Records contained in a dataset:
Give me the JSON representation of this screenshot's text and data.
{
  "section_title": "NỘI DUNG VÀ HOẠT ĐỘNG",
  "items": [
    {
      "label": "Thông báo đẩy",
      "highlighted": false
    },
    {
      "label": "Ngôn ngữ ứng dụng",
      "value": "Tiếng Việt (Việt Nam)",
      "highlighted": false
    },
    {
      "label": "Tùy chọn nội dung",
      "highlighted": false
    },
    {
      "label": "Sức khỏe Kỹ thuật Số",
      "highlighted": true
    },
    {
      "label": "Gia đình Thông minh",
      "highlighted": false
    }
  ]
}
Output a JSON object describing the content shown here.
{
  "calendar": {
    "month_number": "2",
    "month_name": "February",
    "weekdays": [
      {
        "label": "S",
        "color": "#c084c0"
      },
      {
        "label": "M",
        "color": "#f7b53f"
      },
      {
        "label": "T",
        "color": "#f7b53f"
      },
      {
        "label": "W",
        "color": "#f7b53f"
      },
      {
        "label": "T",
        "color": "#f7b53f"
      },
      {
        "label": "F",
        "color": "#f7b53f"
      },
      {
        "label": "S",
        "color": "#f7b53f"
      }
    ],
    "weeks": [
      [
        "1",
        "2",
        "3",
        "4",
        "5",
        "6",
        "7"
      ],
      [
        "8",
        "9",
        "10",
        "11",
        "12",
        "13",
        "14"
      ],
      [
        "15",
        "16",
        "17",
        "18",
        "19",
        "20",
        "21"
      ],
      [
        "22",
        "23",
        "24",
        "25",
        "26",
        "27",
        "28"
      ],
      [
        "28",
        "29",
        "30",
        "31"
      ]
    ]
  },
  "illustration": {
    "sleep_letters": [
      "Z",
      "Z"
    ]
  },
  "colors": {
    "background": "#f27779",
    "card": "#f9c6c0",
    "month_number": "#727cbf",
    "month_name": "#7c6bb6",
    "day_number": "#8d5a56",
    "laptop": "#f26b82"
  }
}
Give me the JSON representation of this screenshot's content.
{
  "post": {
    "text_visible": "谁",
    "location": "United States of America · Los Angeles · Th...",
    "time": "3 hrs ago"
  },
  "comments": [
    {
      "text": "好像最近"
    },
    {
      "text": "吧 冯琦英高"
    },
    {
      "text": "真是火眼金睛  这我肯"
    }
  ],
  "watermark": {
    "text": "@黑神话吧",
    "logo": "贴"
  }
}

[Exercise]
Write an exact transcription of every entry above.

[Finished task]
Give me the JSON representation of this screenshot's text and data.
{
  "section_title": "NỘI DUNG VÀ HOẠT ĐỘNG",
  "items": [
    {
      "label": "Thông báo đẩy",
      "highlighted": false
    },
    {
      "label": "Ngôn ngữ ứng dụng",
      "value": "Tiếng Việt (Việt Nam)",
      "highlighted": false
    },
    {
      "label": "Tùy chọn nội dung",
      "highlighted": false
    },
    {
      "label": "Sức khỏe Kỹ thuật Số",
      "highlighted": true
    },
    {
      "label": "Gia đình Thông minh",
      "highlighted": false
    }
  ]
}
Output a JSON object describing the content shown here.
{
  "calendar": {
    "month_number": "2",
    "month_name": "February",
    "weekdays": [
      {
        "label": "S",
        "color": "#c084c0"
      },
      {
        "label": "M",
        "color": "#f7b53f"
      },
      {
        "label": "T",
        "color": "#f7b53f"
      },
      {
        "label": "W",
        "color": "#f7b53f"
      },
      {
        "label": "T",
        "color": "#f7b53f"
      },
      {
        "label": "F",
        "color": "#f7b53f"
      },
      {
        "label": "S",
        "color": "#f7b53f"
      }
    ],
    "weeks": [
      [
        "1",
        "2",
        "3",
        "4",
        "5",
        "6",
        "7"
      ],
      [
        "8",
        "9",
        "10",
        "11",
        "12",
        "13",
        "14"
      ],
      [
        "15",
        "16",
        "17",
        "18",
        "19",
        "20",
        "21"
      ],
      [
        "22",
        "23",
        "24",
        "25",
        "26",
        "27",
        "28"
      ],
      [
        "28",
        "29",
        "30",
        "31"
      ]
    ]
  },
  "illustration": {
    "sleep_letters": [
      "Z",
      "Z"
    ]
  },
  "colors": {
    "background": "#f27779",
    "card": "#f9c6c0",
    "month_number": "#727cbf",
    "month_name": "#7c6bb6",
    "day_number": "#8d5a56",
    "laptop": "#f26b82"
  }
}
Give me the JSON representation of this screenshot's content.
{
  "post": {
    "text_visible": "谁",
    "location": "United States of America · Los Angeles · Th...",
    "time": "3 hrs ago"
  },
  "comments": [
    {
      "text": "好像最近"
    },
    {
      "text": "吧 冯琦英高"
    },
    {
      "text": "真是火眼金睛  这我肯"
    }
  ],
  "watermark": {
    "text": "@黑神话吧",
    "logo": "贴"
  }
}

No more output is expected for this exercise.